» Source passage
BEGIN

Millions of readers will feel sadness at the passing of Australia's biggest-selling author, Bryce Courtenay, at 79, but those who called themselves more "literary" writers owed a great debt of gratitude to Courtenay too, key publishing figures have said.

Author Thomas Keneally said the title of Courtenay's best-known book, The Power of One, had entered the language as a phrase for good reason: he was a good narrative plotter who knew how to market his books "when other writers were stumbling around".
Keneally said writers such as Courtenay and Harry Potter author J.K. Rowling have allowed "thousands of flowers to bloom", their bestsellers financing "the publication of of books that might sell more humbly".
He said it took "guts" that Courtenay - who succumbed to stomach cancer in Canberra late on Thursday with his wife Christine, his family pets, Tim, the dog, and Cardamon, the Burmese cat by his side - had finished his book when he was so ill.

END

[Document layout analysis data]

BEGIN

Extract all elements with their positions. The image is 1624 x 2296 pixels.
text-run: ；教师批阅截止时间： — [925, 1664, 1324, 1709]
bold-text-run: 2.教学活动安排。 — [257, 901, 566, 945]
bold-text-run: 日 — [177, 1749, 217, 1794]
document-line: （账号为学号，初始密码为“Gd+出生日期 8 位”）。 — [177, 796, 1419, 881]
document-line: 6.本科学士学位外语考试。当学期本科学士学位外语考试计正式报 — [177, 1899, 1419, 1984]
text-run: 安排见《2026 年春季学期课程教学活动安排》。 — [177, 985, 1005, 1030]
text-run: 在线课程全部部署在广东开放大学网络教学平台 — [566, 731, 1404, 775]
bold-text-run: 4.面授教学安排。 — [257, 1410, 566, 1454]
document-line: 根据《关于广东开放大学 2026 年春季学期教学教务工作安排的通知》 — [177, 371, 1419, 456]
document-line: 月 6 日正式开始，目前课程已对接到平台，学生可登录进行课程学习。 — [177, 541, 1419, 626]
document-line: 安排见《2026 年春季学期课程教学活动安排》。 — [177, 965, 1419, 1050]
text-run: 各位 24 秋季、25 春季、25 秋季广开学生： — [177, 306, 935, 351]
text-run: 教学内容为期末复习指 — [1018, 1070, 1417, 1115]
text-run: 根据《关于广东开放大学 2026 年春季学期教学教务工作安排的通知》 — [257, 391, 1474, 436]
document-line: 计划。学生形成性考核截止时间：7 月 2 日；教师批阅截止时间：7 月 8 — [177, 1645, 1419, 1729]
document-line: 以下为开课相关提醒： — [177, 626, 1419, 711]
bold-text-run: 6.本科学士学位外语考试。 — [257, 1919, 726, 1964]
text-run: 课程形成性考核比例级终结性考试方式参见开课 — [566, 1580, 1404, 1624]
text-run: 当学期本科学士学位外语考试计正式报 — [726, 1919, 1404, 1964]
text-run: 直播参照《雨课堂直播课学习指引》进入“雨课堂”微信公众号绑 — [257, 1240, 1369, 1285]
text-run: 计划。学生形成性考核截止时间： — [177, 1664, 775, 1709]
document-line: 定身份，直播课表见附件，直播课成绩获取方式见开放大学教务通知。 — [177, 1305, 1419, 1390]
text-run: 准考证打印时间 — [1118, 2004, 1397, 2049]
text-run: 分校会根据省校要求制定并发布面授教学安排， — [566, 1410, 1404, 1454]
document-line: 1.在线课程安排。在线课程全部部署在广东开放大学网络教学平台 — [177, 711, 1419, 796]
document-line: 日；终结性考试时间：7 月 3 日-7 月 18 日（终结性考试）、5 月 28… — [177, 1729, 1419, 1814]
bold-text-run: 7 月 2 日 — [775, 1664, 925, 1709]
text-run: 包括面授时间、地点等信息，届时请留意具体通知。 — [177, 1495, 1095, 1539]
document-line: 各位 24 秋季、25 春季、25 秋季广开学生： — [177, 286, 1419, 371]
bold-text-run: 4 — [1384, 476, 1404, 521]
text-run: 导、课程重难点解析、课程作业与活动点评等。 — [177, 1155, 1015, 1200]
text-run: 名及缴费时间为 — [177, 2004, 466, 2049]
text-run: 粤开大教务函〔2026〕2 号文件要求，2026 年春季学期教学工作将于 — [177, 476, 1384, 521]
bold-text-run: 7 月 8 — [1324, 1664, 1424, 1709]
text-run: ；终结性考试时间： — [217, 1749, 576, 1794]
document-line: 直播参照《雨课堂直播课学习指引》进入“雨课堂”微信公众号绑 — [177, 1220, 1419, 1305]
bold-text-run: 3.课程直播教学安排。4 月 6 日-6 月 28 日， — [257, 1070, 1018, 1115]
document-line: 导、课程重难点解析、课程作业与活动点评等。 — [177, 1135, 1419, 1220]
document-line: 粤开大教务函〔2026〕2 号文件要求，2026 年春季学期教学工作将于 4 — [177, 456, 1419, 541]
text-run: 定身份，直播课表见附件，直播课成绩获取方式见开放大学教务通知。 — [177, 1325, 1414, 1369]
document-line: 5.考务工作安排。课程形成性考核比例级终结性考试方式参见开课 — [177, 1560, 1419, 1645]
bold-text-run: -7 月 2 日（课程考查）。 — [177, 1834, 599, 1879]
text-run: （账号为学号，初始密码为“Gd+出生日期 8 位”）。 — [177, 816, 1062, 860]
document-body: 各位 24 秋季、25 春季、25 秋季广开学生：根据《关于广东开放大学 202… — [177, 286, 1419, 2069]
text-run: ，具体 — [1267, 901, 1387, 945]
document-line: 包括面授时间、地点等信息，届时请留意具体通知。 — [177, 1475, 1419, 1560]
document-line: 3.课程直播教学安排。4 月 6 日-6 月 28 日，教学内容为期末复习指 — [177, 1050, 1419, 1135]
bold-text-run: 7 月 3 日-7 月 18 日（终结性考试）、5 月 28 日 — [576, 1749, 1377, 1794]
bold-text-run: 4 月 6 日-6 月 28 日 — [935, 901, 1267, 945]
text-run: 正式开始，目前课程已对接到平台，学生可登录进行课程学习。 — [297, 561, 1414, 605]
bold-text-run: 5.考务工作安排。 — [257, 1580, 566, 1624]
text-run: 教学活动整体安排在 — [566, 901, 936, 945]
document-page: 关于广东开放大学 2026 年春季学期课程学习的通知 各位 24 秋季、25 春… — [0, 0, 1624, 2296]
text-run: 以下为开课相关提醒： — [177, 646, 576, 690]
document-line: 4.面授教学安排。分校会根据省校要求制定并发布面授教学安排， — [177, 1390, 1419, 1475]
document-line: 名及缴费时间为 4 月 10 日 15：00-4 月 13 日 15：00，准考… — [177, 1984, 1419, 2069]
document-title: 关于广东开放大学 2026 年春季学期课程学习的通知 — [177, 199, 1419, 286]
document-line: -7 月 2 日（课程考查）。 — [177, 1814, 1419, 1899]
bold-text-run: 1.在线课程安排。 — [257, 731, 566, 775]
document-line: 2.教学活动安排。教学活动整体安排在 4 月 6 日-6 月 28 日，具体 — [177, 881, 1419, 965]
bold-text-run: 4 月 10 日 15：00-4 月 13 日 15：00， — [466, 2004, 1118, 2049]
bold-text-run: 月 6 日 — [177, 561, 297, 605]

END

» Task goal
Continue the news article on the death of Bryce Courtenay, starting after its final sentence.

» Exercise response
"There's no doubting readers will feel sadness and I hope they will raise their glasses for a toast to Bryce as they unwrap their presents of his latest book on Christmas Day," said Keneally.
Keneally acknowledged many so-called "literary" writers were dismissive of Courtenay's work. "I'm not so certain we authors can afford to be so sniffy about each other, because who says any of our works will survive long after our deaths?"
Bestselling author Di Morrissey said: "What I loved about Bryce was his passion - for everything! But he was most passionate about writing and reading.
"He was such an advocate for popular fiction, puncturing the puffed-up pretensions of the literary establishment.
"He always told me that being a storyteller was a great and noble profession. And that it is a gift and how lucky he felt that he could entertain people, enthuse non readers to read and that becoming a writer had changed his life.
"He approached every book - as indeed he embraced life - with enthusiasm, excitement and exuberance.
"He encouraged so many people to read, to tell their own stories, and he helped countless people in so many ways. He was generous, outrageous, loveable and there's a huge hole left in the Australian publishing industry but his legacy will live on. But I'll miss him."
Author Matthew Reilly said: "I think we've lost one of Australia's greatest storytellers. He single-handedly paved the way for mass market authors like me and I thank him for that."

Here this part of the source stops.